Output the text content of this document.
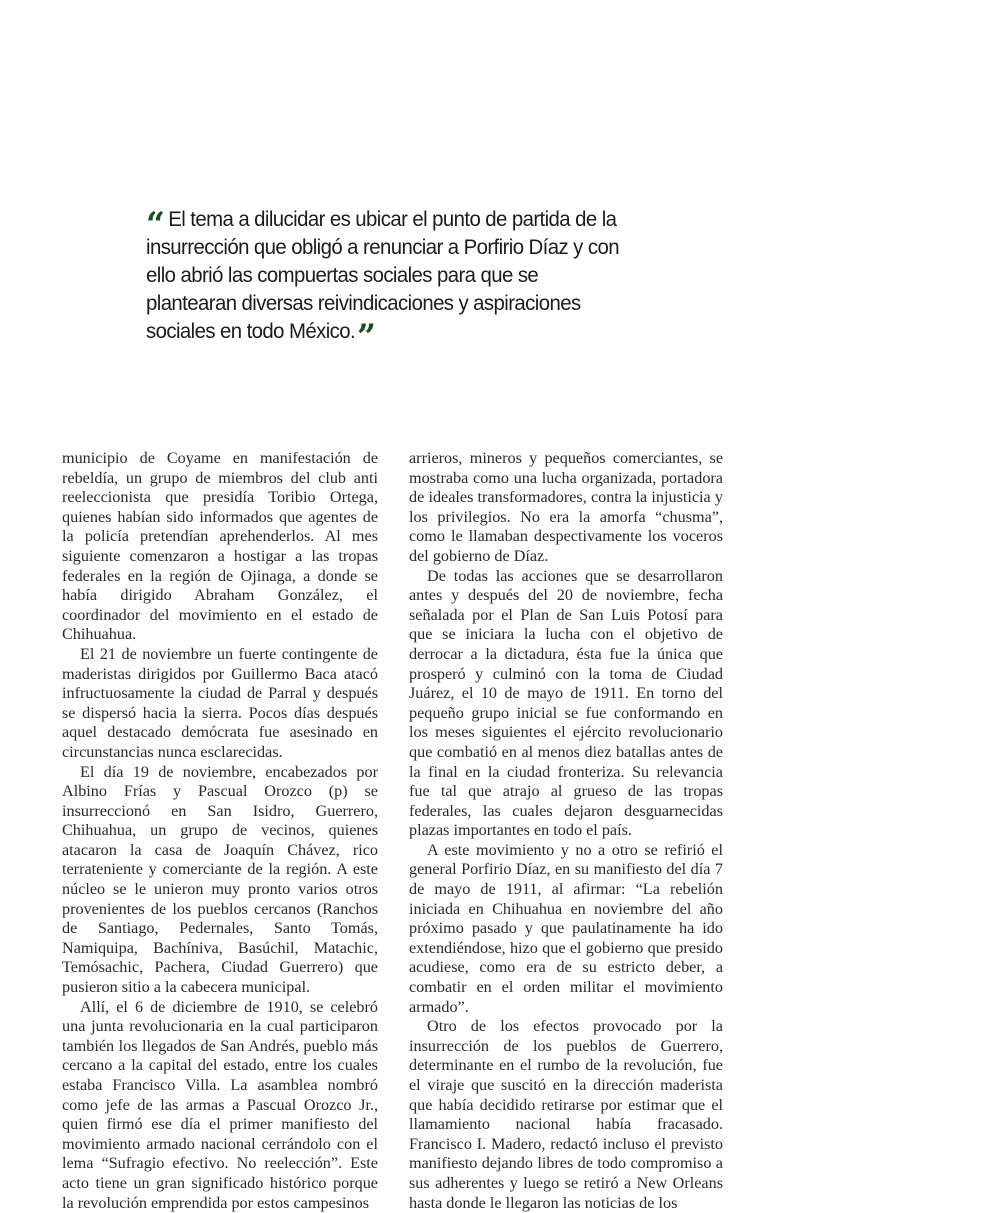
“ El tema a dilucidar es ubicar el punto de partida de la insurrección que obligó a renunciar a Porfirio Díaz y con ello abrió las compuertas sociales para que se plantearan diversas reivindicaciones y aspiraciones sociales en todo México.”

municipio de Coyame en manifestación de rebeldía, un grupo de miembros del club anti reeleccionista que presidía Toribio Ortega, quienes habían sido informados que agentes de la policía pretendían aprehenderlos. Al mes siguiente comenzaron a hostigar a las tropas federales en la región de Ojinaga, a donde se había dirigido Abraham González, el coordinador del movimiento en el estado de Chihuahua.

El 21 de noviembre un fuerte contingente de maderistas dirigidos por Guillermo Baca atacó infructuosamente la ciudad de Parral y después se dispersó hacia la sierra. Pocos días después aquel destacado demócrata fue asesinado en circunstancias nunca esclarecidas.

El día 19 de noviembre, encabezados por Albino Frías y Pascual Orozco (p) se insurreccionó en San Isidro, Guerrero, Chihuahua, un grupo de vecinos, quienes atacaron la casa de Joaquín Chávez, rico terrateniente y comerciante de la región. A este núcleo se le unieron muy pronto varios otros provenientes de los pueblos cercanos (Ranchos de Santiago, Pedernales, Santo Tomás, Namiquipa, Bachíniva, Basúchil, Matachic, Temósachic, Pachera, Ciudad Guerrero) que pusieron sitio a la cabecera municipal.

Allí, el 6 de diciembre de 1910, se celebró una junta revolucionaria en la cual participaron también los llegados de San Andrés, pueblo más cercano a la capital del estado, entre los cuales estaba Francisco Villa. La asamblea nombró como jefe de las armas a Pascual Orozco Jr., quien firmó ese día el primer manifiesto del movimiento armado nacional cerrándolo con el lema “Sufragio efectivo. No reelección”. Este acto tiene un gran significado histórico porque la revolución emprendida por estos campesinos

arrieros, mineros y pequeños comerciantes, se mostraba como una lucha organizada, portadora de ideales transformadores, contra la injusticia y los privilegios. No era la amorfa “chusma”, como le llamaban despectivamente los voceros del gobierno de Díaz.

De todas las acciones que se desarrollaron antes y después del 20 de noviembre, fecha señalada por el Plan de San Luis Potosí para que se iniciara la lucha con el objetivo de derrocar a la dictadura, ésta fue la única que prosperó y culminó con la toma de Ciudad Juárez, el 10 de mayo de 1911. En torno del pequeño grupo inicial se fue conformando en los meses siguientes el ejército revolucionario que combatió en al menos diez batallas antes de la final en la ciudad fronteriza. Su relevancia fue tal que atrajo al grueso de las tropas federales, las cuales dejaron desguarnecidas plazas importantes en todo el país.

A este movimiento y no a otro se refirió el general Porfirio Díaz, en su manifiesto del día 7 de mayo de 1911, al afirmar: “La rebelión iniciada en Chihuahua en noviembre del año próximo pasado y que paulatinamente ha ido extendiéndose, hizo que el gobierno que presido acudiese, como era de su estricto deber, a combatir en el orden militar el movimiento armado”.

Otro de los efectos provocado por la insurrección de los pueblos de Guerrero, determinante en el rumbo de la revolución, fue el viraje que suscitó en la dirección maderista que había decidido retirarse por estimar que el llamamiento nacional había fracasado. Francisco I. Madero, redactó incluso el previsto manifiesto dejando libres de todo compromiso a sus adherentes y luego se retiró a New Orleans hasta donde le llegaron las noticias de los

Task statement:
Return each line of the data that contains the string "todo".

Right answer:
“ El tema a dilucidar es ubicar el punto de partida de la insurrección que obligó a renunciar a Porfirio Díaz y con ello abrió las compuertas sociales para que se plantearan diversas reivindicaciones y aspiraciones sociales en todo México.”
De todas las acciones que se desarrollaron antes y después del 20 de noviembre, fecha señalada por el Plan de San Luis Potosí para que se iniciara la lucha con el objetivo de derrocar a la dictadura, ésta fue la única que prosperó y culminó con la toma de Ciudad Juárez, el 10 de mayo de 1911. En torno del pequeño grupo inicial se fue conformando en los meses siguientes el ejército revolucionario que combatió en al menos diez batallas antes de la final en la ciudad fronteriza. Su relevancia fue tal que atrajo al grueso de las tropas federales, las cuales dejaron desguarnecidas plazas importantes en todo el país.
Otro de los efectos provocado por la insurrección de los pueblos de Guerrero, determinante en el rumbo de la revolución, fue el viraje que suscitó en la dirección maderista que había decidido retirarse por estimar que el llamamiento nacional había fracasado. Francisco I. Madero, redactó incluso el previsto manifiesto dejando libres de todo compromiso a sus adherentes y luego se retiró a New Orleans hasta donde le llegaron las noticias de los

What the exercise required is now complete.